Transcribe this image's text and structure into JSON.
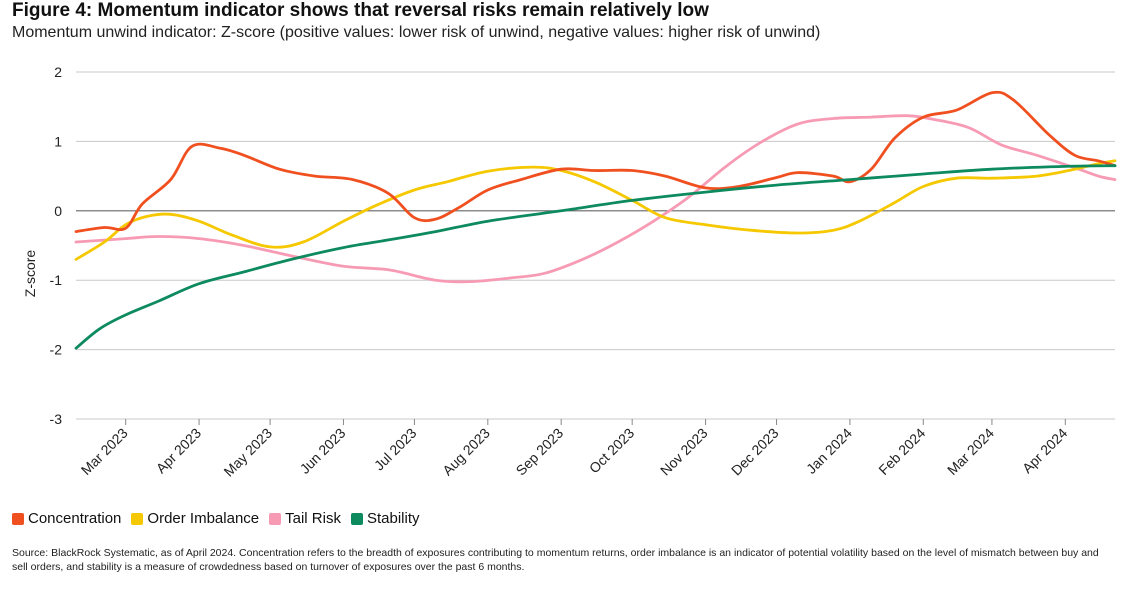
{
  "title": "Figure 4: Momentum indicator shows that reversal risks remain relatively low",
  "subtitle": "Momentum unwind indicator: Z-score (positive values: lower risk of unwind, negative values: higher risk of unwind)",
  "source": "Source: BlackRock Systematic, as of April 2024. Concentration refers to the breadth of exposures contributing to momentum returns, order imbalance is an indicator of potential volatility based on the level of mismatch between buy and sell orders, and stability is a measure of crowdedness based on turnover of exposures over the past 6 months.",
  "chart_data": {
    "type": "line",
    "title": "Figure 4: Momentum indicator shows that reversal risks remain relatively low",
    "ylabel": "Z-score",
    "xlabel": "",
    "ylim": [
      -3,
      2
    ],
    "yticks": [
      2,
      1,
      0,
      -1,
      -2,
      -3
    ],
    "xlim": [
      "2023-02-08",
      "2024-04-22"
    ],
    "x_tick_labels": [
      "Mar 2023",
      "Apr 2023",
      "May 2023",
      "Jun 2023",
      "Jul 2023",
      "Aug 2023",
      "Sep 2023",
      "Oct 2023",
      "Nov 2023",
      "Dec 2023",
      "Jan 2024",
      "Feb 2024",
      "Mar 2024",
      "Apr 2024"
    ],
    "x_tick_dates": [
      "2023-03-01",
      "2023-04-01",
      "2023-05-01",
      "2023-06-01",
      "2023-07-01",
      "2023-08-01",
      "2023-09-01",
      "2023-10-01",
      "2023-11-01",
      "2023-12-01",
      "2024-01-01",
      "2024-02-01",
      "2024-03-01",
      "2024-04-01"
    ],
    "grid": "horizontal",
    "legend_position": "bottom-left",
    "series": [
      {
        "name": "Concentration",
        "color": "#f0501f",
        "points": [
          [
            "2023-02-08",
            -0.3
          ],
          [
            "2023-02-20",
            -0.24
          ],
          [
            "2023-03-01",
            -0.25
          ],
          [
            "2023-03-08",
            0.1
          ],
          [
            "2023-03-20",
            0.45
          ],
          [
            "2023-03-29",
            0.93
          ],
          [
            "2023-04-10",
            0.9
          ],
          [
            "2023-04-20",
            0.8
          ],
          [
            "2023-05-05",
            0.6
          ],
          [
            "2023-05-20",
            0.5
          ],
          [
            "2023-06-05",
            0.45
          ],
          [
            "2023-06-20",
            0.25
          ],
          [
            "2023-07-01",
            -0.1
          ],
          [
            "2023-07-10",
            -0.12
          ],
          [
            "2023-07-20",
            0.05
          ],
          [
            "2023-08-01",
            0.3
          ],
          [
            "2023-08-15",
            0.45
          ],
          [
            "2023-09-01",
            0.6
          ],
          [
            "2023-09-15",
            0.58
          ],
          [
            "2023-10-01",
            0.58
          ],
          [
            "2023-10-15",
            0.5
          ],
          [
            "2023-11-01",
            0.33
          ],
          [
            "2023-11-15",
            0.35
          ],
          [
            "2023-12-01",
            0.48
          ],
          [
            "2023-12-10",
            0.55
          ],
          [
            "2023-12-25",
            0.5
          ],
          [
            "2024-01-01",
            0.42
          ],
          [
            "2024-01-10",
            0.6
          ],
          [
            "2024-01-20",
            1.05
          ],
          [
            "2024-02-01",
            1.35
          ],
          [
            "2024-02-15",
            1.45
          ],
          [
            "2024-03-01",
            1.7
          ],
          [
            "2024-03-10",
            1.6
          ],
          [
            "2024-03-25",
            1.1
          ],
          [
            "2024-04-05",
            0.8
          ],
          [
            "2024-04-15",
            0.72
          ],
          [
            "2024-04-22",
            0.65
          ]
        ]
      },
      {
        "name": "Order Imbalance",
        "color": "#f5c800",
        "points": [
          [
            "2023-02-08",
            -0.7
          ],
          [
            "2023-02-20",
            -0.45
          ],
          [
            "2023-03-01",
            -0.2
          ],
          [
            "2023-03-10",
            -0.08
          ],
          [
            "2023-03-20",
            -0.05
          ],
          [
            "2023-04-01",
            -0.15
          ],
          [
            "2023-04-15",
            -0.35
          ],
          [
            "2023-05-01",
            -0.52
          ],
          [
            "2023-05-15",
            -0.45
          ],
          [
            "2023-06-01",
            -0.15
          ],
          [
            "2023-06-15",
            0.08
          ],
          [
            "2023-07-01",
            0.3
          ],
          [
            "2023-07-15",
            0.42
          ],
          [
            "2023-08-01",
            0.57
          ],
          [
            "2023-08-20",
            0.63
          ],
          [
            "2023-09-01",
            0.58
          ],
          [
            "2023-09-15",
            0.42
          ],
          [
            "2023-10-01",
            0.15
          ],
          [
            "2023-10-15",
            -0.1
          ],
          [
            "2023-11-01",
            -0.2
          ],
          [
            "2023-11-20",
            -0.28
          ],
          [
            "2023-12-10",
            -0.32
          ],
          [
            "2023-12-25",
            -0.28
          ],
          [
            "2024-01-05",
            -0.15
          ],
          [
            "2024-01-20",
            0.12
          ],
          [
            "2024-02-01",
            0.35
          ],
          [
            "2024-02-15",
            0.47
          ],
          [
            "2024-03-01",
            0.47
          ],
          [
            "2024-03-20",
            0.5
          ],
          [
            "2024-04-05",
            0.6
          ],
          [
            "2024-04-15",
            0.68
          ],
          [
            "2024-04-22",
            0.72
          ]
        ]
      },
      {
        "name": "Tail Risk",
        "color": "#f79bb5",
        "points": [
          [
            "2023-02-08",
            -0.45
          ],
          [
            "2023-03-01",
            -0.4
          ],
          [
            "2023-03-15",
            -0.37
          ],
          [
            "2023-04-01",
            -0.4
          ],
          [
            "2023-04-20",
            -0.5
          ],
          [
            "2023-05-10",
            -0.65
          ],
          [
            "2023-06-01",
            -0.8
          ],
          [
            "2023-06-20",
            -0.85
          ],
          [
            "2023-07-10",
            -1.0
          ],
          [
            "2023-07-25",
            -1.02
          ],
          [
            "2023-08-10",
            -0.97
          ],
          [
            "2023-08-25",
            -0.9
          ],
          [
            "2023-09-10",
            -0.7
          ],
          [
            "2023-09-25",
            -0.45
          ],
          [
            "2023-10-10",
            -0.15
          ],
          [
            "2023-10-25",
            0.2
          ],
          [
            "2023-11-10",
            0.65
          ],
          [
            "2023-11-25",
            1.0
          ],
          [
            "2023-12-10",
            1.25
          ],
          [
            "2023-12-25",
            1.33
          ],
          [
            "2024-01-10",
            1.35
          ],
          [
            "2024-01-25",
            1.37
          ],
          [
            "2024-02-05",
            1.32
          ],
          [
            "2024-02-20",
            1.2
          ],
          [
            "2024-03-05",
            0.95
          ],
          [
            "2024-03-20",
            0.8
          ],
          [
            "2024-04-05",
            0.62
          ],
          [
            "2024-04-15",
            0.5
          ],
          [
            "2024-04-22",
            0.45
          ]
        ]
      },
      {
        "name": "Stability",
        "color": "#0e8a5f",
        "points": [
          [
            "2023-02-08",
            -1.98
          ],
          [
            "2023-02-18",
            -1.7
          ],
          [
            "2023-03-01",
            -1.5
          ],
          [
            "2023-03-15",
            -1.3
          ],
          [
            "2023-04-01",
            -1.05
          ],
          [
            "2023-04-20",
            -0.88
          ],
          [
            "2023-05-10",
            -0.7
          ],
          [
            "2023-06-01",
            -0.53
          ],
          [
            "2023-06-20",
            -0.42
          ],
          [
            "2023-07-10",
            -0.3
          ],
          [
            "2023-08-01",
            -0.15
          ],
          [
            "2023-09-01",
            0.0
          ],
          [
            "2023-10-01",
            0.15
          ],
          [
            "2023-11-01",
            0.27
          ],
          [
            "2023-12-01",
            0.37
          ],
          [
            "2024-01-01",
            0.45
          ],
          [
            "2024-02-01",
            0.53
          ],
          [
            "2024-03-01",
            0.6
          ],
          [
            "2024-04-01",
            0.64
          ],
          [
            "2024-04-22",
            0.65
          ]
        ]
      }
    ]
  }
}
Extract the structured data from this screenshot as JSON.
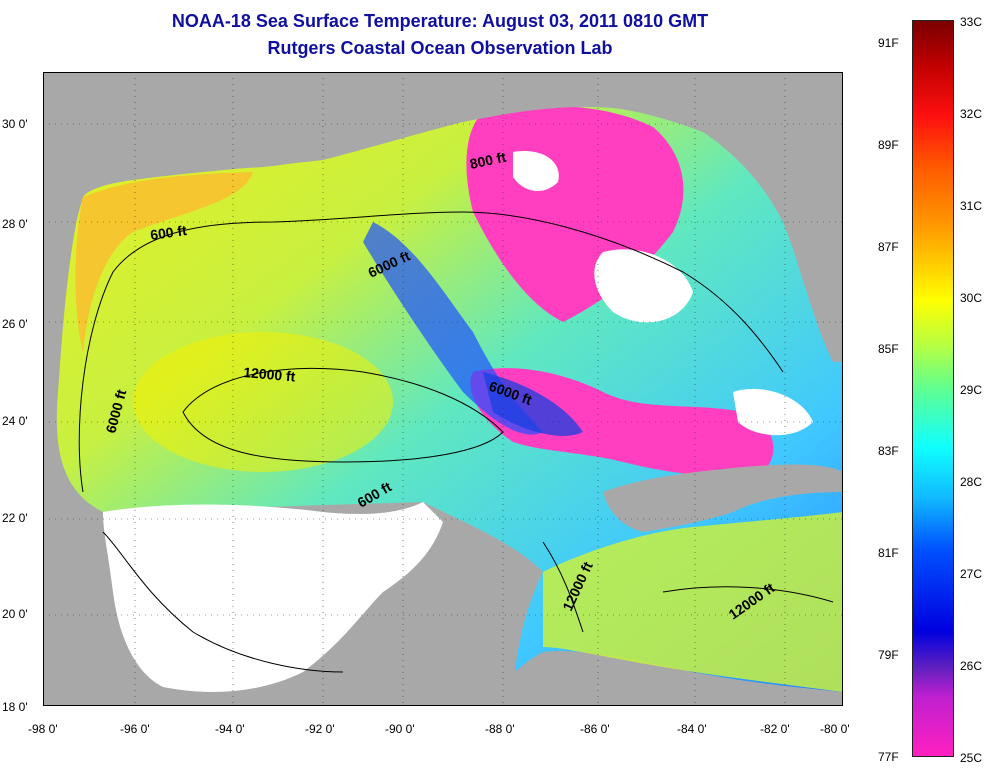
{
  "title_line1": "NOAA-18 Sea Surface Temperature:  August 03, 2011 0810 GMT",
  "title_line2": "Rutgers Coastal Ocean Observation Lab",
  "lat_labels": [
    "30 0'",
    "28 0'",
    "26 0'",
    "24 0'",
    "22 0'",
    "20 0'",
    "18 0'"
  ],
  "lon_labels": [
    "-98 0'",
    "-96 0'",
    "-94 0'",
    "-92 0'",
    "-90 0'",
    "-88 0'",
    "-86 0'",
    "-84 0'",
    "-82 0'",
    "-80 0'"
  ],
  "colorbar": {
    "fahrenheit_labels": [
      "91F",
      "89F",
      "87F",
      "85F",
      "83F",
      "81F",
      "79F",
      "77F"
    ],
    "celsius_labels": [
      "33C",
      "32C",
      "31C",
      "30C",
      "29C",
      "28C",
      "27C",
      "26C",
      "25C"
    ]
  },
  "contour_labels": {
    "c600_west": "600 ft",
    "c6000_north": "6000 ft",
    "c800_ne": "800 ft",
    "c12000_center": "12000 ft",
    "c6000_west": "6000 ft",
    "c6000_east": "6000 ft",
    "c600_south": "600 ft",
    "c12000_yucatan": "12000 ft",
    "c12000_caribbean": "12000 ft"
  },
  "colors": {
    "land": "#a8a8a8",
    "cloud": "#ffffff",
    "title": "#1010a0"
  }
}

____

* **Goal**:
Which lines contain "this"? Copy each of them.

* **Written answer**:
Transcribe this image's text and structure into JSON.
Extract the structured data from this screenshot as JSON.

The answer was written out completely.